Text extract:

Story #3186
closedStory #3209: As a user, I have Repository Versions
Rewrite tasking system labels for versioned repositories
100%
Description
Motivation¶
Versioned repositories will have significant impact on the locking system. Due to the bookkeeping approach, anytime you modify content or a RepositoryVersion, you need to serialize those operations with other content manipulations on that repo.
Also, the decision to not associate an importer directly with a repo means that we need to lock differently when updating importer settings.
Finally, publication manipulation also needs to lock on repository versions.

Data section:
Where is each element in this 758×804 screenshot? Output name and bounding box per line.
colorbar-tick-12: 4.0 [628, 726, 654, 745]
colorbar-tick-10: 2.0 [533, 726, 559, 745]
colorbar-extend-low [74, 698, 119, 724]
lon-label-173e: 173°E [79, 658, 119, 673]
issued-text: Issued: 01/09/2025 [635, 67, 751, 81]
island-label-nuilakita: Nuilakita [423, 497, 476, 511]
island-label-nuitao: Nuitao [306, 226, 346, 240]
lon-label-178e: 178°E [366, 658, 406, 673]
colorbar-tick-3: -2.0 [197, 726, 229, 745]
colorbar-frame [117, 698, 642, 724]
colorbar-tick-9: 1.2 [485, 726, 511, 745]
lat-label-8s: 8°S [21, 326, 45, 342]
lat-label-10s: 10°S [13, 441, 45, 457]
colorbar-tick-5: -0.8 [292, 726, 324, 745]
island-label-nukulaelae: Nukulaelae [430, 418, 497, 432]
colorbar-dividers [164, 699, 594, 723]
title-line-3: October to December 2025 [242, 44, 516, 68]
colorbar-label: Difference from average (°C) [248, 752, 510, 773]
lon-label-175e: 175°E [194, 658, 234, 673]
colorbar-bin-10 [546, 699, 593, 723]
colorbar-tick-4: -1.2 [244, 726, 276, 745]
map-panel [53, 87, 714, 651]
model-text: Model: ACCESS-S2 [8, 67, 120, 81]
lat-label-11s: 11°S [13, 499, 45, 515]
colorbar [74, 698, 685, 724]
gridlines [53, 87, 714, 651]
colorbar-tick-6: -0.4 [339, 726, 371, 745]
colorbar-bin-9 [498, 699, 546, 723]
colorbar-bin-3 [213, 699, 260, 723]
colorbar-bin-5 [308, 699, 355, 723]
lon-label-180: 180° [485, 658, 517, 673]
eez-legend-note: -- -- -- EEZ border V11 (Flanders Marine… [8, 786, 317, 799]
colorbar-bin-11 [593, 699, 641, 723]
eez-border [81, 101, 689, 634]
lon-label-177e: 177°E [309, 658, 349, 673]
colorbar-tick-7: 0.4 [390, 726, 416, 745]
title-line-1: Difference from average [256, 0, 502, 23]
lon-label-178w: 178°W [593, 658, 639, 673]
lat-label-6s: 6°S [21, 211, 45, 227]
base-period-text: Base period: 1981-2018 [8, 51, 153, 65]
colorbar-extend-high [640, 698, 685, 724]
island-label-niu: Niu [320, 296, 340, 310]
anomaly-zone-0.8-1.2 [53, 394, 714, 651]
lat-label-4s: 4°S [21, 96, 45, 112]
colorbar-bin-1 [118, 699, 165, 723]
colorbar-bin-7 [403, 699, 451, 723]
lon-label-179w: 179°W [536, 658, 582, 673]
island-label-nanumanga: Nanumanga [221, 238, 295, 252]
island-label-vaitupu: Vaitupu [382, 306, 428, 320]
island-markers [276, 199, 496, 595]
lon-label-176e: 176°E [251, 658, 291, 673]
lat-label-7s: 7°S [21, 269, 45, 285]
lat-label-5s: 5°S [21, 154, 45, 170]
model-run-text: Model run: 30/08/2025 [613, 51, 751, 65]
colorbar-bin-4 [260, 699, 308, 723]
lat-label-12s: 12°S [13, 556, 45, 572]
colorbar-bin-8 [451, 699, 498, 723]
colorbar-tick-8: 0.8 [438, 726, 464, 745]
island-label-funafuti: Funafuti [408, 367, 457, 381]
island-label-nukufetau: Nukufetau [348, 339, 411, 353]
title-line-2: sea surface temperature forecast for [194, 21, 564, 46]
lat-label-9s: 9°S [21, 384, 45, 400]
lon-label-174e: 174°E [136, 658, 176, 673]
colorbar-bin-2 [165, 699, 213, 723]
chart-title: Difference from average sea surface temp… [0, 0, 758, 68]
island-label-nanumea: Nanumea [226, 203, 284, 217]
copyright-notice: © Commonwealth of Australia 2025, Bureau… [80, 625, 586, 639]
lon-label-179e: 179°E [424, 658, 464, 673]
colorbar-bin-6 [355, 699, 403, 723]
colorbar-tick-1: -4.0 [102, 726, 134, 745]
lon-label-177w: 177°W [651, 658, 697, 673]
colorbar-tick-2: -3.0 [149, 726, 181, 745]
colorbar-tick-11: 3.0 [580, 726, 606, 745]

Task details:
Please set down, word for word, the part of the locking story from "Story #3186" up to and including "on that repo.". The entries have nothing to do with the locking story.

Reply:
Story #3186
closedStory #3209: As a user, I have Repository Versions
Rewrite tasking system labels for versioned repositories
100%
Description
Motivation¶
Versioned repositories will have significant impact on the locking system. Due to the bookkeeping approach, anytime you modify content or a RepositoryVersion, you need to serialize those operations with other content manipulations on that repo.